■ **WHAT IS ASKED**:
Copy out all lines carrying the word "hausgemachter".

begin EXTRACTED MATERIAL

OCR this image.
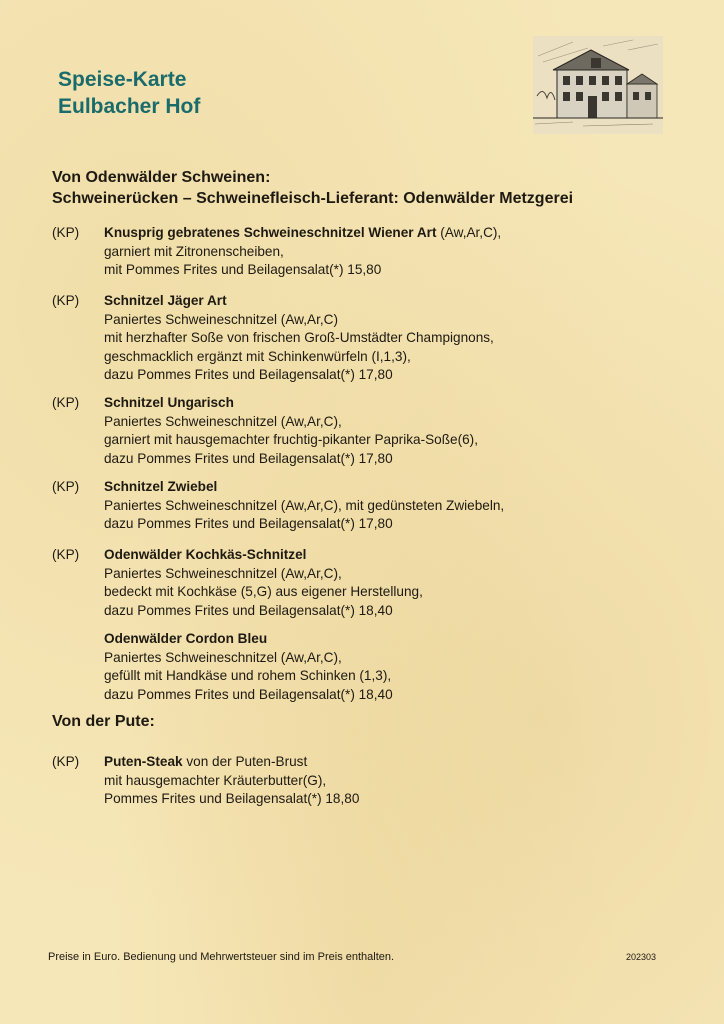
Speise-Karte
Eulbacher Hof
Von Odenwälder Schweinen:
Schweinerücken – Schweinefleisch-Lieferant: Odenwälder Metzgerei
(KP)	Knusprig gebratenes Schweineschnitzel Wiener Art (Aw,Ar,C),
garniert mit Zitronenscheiben,
mit Pommes Frites und Beilagensalat(*) 15,80
(KP)	Schnitzel Jäger Art
Paniertes Schweineschnitzel (Aw,Ar,C)
mit herzhafter Soße von frischen Groß-Umstädter Champignons,
geschmacklich ergänzt mit Schinkenwürfeln (I,1,3),
dazu Pommes Frites und Beilagensalat(*) 17,80
(KP)	Schnitzel Ungarisch
Paniertes Schweineschnitzel (Aw,Ar,C),
garniert mit hausgemachter fruchtig-pikanter Paprika-Soße(6),
dazu Pommes Frites und Beilagensalat(*) 17,80
(KP)	Schnitzel Zwiebel
Paniertes Schweineschnitzel (Aw,Ar,C), mit gedünsteten Zwiebeln,
dazu Pommes Frites und Beilagensalat(*) 17,80
(KP)	Odenwälder Kochkäs-Schnitzel
Paniertes Schweineschnitzel (Aw,Ar,C),
bedeckt mit Kochkäse (5,G) aus eigener Herstellung,
dazu Pommes Frites und Beilagensalat(*) 18,40
Odenwälder Cordon Bleu
Paniertes Schweineschnitzel (Aw,Ar,C),
gefüllt mit Handkäse und rohem Schinken (1,3),
dazu Pommes Frites und Beilagensalat(*) 18,40
Von der Pute:
(KP)	Puten-Steak von der Puten-Brust
mit hausgemachter Kräuterbutter(G),
Pommes Frites und Beilagensalat(*) 18,80
Preise in Euro. Bedienung und Mehrwertsteuer sind im Preis enthalten.	202303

end EXTRACTED MATERIAL

■ **RESULT FOR THIS EXERCISE**:
garniert mit hausgemachter fruchtig-pikanter Paprika-Soße(6),
mit hausgemachter Kräuterbutter(G),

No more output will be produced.